[TEXTO DE LEITURA]
____
XXXVI
DO SANTO SACRIFÍCIO DA MISSA
Que entendeis por celebração do Santo Sacrifício da Missa?
Que o ato pelo qual se efetua o Sacramento da Eucaristia constitui um verdadeiro sacrifício ou imolação ritual, o único da religião católica, cujo culto, com exclusão dos demais, é agradável a Deus (LXXXIII, 1)*.
Por que o ato de que falamos constitui um verdadeiro sacrifício?
Porque consiste na imolação do mesmo Jesus Cristo, única vítima aceita aos olhos de Deus.
Por que é a imolação de Jesus Cristo?
Porque é o sacramento ou sinal da paixão com que o Redentor foi sacrificado no Calvário(LXXXII, 1).
Que entendeis quando afirmais que é sacramento ou sinal da paixão de Jesus Cristo?
Que assim como se separaram realmente o Corpo e o Sangue de Jesus Cristo quando morreu na Cruz para redimir-nos do pecado, assim também, mediante o ato de consagrar primeiro o pão e depois o vinho, se separam sacramentalmente o Corpo e o Sangue de Cristo.
O que se conclui disso?
Que o sacrifício da missa é o mesmo sacrifício da Cruz.
Pode chamar-se reprodução daquele?
Propriamente, não, Senhor; porque o Sacrifício da Cruz teve lugar uma só vez e não se reproduz, e a missa não é reprodução, mas o mesmo sacrifício.
Pode chamar-se a missa representação do sacrifício da Cruz?
Se com isso se intenta dizer que é só a sua imagem, não, Senhor, porque é o mesmo sacrifício; se bem que pode chamar-se representação, no sentido de que ele se nos apresenta diante dos olhos, para que de novo o presenciemos.
Como pode, pois, ser o mesmo sacrifício da Cruz, se ele já passou e se, além disso, Jesus Cristo então derramou o seu sangue e morreu e agora nem pode derramá-lo e nem morrer?
Porque da mesma maneira que o próprio Jesus Cristo que está nos céus, sem alteração nem mutação por sua parte, se faz presente na Eucaristia, ainda que com a aparência e forma exteriores das espécies sacramentais, assim também a paixão ou imolação que há tempo teve lugar no Calvário é a mesma que presenciamos no sacrifício, não com exterioridade de martírio cruento como aquela, mas em forma de sacramento; isto é, no altar se nos apresenta, no estado de separação indispensável para que haja sacrifício, o mesmo corpo e o mesmo sangue imolados e, portanto, separados na Cruz.
____
[PROBLEMA A RESOLVER]
Pode citar, sem mudar nada, o trecho do texto sobre o Santo Sacrifício da Missa que começa em "Que o ato pelo" e segue até "se conclui disso?"?

[DADOS COLETADOS]
____
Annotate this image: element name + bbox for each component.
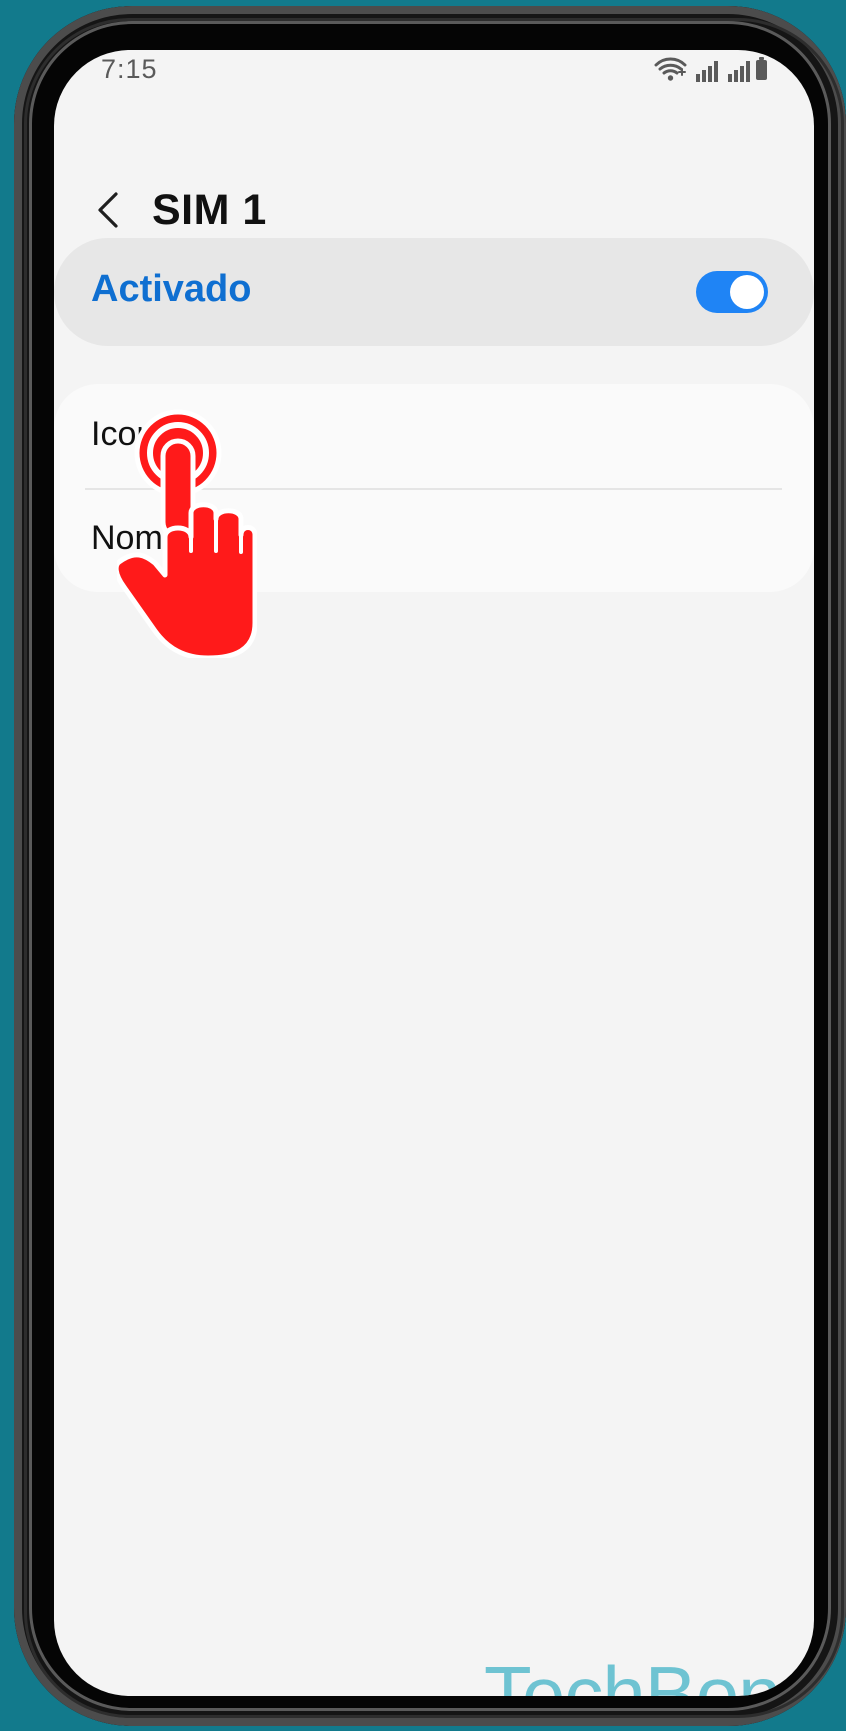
____
[RESPOSTA À TAREFA]
Que o ato pelo qual se efetua o Sacramento da Eucaristia constitui um verdadeiro sacrifício ou imolação ritual, o único da religião católica, cujo culto, com exclusão dos demais, é agradável a Deus (LXXXIII, 1)*.
Por que o ato de que falamos constitui um verdadeiro sacrifício?
Porque consiste na imolação do mesmo Jesus Cristo, única vítima aceita aos olhos de Deus.
Por que é a imolação de Jesus Cristo?
Porque é o sacramento ou sinal da paixão com que o Redentor foi sacrificado no Calvário(LXXXII, 1).
Que entendeis quando afirmais que é sacramento ou sinal da paixão de Jesus Cristo?
Que assim como se separaram realmente o Corpo e o Sangue de Jesus Cristo quando morreu na Cruz para redimir-nos do pecado, assim também, mediante o ato de consagrar primeiro o pão e depois o vinho, se separam sacramentalmente o Corpo e o Sangue de Cristo.
O que se conclui disso?